═══ Provided information ═══

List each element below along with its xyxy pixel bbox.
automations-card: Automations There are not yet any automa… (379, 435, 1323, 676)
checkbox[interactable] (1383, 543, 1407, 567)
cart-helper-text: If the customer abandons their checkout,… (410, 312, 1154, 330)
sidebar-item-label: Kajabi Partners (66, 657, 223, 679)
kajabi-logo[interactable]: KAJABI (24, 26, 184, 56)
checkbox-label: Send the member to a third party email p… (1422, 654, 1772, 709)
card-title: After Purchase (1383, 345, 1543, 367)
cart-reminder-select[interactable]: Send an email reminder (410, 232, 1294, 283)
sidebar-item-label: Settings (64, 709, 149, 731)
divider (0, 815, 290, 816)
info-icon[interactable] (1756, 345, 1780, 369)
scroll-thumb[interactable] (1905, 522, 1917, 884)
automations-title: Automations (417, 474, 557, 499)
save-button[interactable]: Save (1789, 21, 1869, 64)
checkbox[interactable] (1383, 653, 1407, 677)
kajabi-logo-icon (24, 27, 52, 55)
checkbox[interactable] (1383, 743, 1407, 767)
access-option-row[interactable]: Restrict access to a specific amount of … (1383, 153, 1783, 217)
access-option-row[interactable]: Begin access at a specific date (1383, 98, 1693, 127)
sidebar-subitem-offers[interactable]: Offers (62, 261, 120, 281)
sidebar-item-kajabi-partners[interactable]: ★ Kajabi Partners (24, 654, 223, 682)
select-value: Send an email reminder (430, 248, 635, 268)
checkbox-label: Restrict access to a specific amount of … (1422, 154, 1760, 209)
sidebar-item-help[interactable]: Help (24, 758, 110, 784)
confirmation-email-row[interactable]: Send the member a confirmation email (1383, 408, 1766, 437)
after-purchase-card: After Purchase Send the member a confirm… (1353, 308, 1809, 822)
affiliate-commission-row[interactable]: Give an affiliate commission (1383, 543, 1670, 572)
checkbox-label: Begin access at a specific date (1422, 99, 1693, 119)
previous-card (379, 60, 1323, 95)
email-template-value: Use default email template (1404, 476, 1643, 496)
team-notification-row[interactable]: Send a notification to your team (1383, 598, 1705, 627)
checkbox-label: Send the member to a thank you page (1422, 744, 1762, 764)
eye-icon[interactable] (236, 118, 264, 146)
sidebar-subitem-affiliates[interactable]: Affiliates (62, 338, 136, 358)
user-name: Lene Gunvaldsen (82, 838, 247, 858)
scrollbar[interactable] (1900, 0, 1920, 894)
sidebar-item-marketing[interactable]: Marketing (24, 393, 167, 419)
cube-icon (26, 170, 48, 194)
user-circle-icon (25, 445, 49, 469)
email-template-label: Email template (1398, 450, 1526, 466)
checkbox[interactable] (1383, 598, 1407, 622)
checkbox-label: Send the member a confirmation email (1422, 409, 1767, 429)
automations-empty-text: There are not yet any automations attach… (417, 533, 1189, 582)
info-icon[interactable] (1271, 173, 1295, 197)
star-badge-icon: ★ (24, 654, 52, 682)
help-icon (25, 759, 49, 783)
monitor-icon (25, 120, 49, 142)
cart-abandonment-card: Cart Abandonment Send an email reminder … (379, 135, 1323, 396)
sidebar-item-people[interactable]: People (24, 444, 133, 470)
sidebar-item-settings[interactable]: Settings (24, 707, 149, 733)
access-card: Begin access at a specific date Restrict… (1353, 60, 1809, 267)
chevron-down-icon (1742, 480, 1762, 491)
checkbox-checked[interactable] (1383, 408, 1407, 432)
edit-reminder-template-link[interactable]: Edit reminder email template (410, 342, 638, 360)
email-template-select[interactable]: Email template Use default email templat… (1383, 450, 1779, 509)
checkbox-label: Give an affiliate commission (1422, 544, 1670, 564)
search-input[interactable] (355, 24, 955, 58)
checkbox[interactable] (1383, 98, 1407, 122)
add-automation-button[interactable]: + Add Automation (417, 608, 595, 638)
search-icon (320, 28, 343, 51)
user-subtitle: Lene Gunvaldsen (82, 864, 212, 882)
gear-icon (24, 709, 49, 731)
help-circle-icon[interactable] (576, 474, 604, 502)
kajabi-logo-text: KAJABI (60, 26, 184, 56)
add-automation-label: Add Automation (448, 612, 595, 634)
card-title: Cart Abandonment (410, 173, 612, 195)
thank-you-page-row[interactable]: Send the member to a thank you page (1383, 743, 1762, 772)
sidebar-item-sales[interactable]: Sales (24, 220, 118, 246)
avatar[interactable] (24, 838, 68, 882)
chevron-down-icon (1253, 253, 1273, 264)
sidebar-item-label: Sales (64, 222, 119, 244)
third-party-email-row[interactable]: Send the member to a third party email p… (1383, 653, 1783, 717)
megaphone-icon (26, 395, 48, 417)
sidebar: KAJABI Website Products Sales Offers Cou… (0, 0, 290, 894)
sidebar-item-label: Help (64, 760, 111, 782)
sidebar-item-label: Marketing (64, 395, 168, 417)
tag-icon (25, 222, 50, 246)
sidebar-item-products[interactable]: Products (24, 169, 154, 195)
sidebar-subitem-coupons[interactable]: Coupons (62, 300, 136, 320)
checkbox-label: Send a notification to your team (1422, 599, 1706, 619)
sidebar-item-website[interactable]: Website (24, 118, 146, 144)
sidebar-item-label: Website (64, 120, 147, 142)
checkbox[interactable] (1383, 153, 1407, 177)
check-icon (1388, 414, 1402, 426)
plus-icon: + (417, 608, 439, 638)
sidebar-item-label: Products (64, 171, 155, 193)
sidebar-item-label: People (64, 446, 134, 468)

═══

Reproduce the entire listing above, substituting "checkbox-caption" for every occurrence of "checkbox-label" and leaving all other text unchanged.

List each element below along with its xyxy pixel bbox.
automations-card: Automations There are not yet any automa… (379, 435, 1323, 676)
checkbox[interactable] (1383, 543, 1407, 567)
cart-helper-text: If the customer abandons their checkout,… (410, 312, 1154, 330)
sidebar-item-label: Kajabi Partners (66, 657, 223, 679)
kajabi-logo[interactable]: KAJABI (24, 26, 184, 56)
checkbox-caption: Send the member to a third party email p… (1422, 654, 1772, 709)
card-title: After Purchase (1383, 345, 1543, 367)
cart-reminder-select[interactable]: Send an email reminder (410, 232, 1294, 283)
sidebar-item-label: Settings (64, 709, 149, 731)
divider (0, 815, 290, 816)
info-icon[interactable] (1756, 345, 1780, 369)
scroll-thumb[interactable] (1905, 522, 1917, 884)
automations-title: Automations (417, 474, 557, 499)
save-button[interactable]: Save (1789, 21, 1869, 64)
checkbox[interactable] (1383, 653, 1407, 677)
kajabi-logo-icon (24, 27, 52, 55)
checkbox[interactable] (1383, 743, 1407, 767)
access-option-row[interactable]: Restrict access to a specific amount of … (1383, 153, 1783, 217)
access-option-row[interactable]: Begin access at a specific date (1383, 98, 1693, 127)
sidebar-subitem-offers[interactable]: Offers (62, 261, 120, 281)
sidebar-item-kajabi-partners[interactable]: ★ Kajabi Partners (24, 654, 223, 682)
select-value: Send an email reminder (430, 248, 635, 268)
checkbox-caption: Restrict access to a specific amount of … (1422, 154, 1760, 209)
sidebar-item-help[interactable]: Help (24, 758, 110, 784)
confirmation-email-row[interactable]: Send the member a confirmation email (1383, 408, 1766, 437)
after-purchase-card: After Purchase Send the member a confirm… (1353, 308, 1809, 822)
affiliate-commission-row[interactable]: Give an affiliate commission (1383, 543, 1670, 572)
checkbox-caption: Begin access at a specific date (1422, 99, 1693, 119)
previous-card (379, 60, 1323, 95)
email-template-value: Use default email template (1404, 476, 1643, 496)
team-notification-row[interactable]: Send a notification to your team (1383, 598, 1705, 627)
checkbox-caption: Send the member to a thank you page (1422, 744, 1762, 764)
eye-icon[interactable] (236, 118, 264, 146)
sidebar-subitem-affiliates[interactable]: Affiliates (62, 338, 136, 358)
user-name: Lene Gunvaldsen (82, 838, 247, 858)
scrollbar[interactable] (1900, 0, 1920, 894)
sidebar-item-marketing[interactable]: Marketing (24, 393, 167, 419)
cube-icon (26, 170, 48, 194)
user-circle-icon (25, 445, 49, 469)
email-template-label: Email template (1398, 450, 1526, 466)
checkbox[interactable] (1383, 598, 1407, 622)
checkbox-caption: Send the member a confirmation email (1422, 409, 1767, 429)
automations-empty-text: There are not yet any automations attach… (417, 533, 1189, 582)
info-icon[interactable] (1271, 173, 1295, 197)
star-badge-icon: ★ (24, 654, 52, 682)
help-icon (25, 759, 49, 783)
monitor-icon (25, 120, 49, 142)
cart-abandonment-card: Cart Abandonment Send an email reminder … (379, 135, 1323, 396)
sidebar-item-people[interactable]: People (24, 444, 133, 470)
sidebar-item-settings[interactable]: Settings (24, 707, 149, 733)
access-card: Begin access at a specific date Restrict… (1353, 60, 1809, 267)
chevron-down-icon (1742, 480, 1762, 491)
checkbox-checked[interactable] (1383, 408, 1407, 432)
edit-reminder-template-link[interactable]: Edit reminder email template (410, 342, 638, 360)
email-template-select[interactable]: Email template Use default email templat… (1383, 450, 1779, 509)
checkbox-caption: Give an affiliate commission (1422, 544, 1670, 564)
search-input[interactable] (355, 24, 955, 58)
checkbox[interactable] (1383, 98, 1407, 122)
add-automation-button[interactable]: + Add Automation (417, 608, 595, 638)
search-icon (320, 28, 343, 51)
user-subtitle: Lene Gunvaldsen (82, 864, 212, 882)
gear-icon (24, 709, 49, 731)
help-circle-icon[interactable] (576, 474, 604, 502)
kajabi-logo-text: KAJABI (60, 26, 184, 56)
add-automation-label: Add Automation (448, 612, 595, 634)
card-title: Cart Abandonment (410, 173, 612, 195)
thank-you-page-row[interactable]: Send the member to a thank you page (1383, 743, 1762, 772)
sidebar-item-sales[interactable]: Sales (24, 220, 118, 246)
avatar[interactable] (24, 838, 68, 882)
chevron-down-icon (1253, 253, 1273, 264)
sidebar-item-label: Sales (64, 222, 119, 244)
third-party-email-row[interactable]: Send the member to a third party email p… (1383, 653, 1783, 717)
megaphone-icon (26, 395, 48, 417)
sidebar: KAJABI Website Products Sales Offers Cou… (0, 0, 290, 894)
sidebar-item-label: Help (64, 760, 111, 782)
sidebar-item-label: Marketing (64, 395, 168, 417)
tag-icon (25, 222, 50, 246)
sidebar-item-products[interactable]: Products (24, 169, 154, 195)
sidebar-subitem-coupons[interactable]: Coupons (62, 300, 136, 320)
checkbox-caption: Send a notification to your team (1422, 599, 1706, 619)
sidebar-item-website[interactable]: Website (24, 118, 146, 144)
sidebar-item-label: Website (64, 120, 147, 142)
checkbox[interactable] (1383, 153, 1407, 177)
check-icon (1388, 414, 1402, 426)
plus-icon: + (417, 608, 439, 638)
sidebar-item-label: Products (64, 171, 155, 193)
sidebar-item-label: People (64, 446, 134, 468)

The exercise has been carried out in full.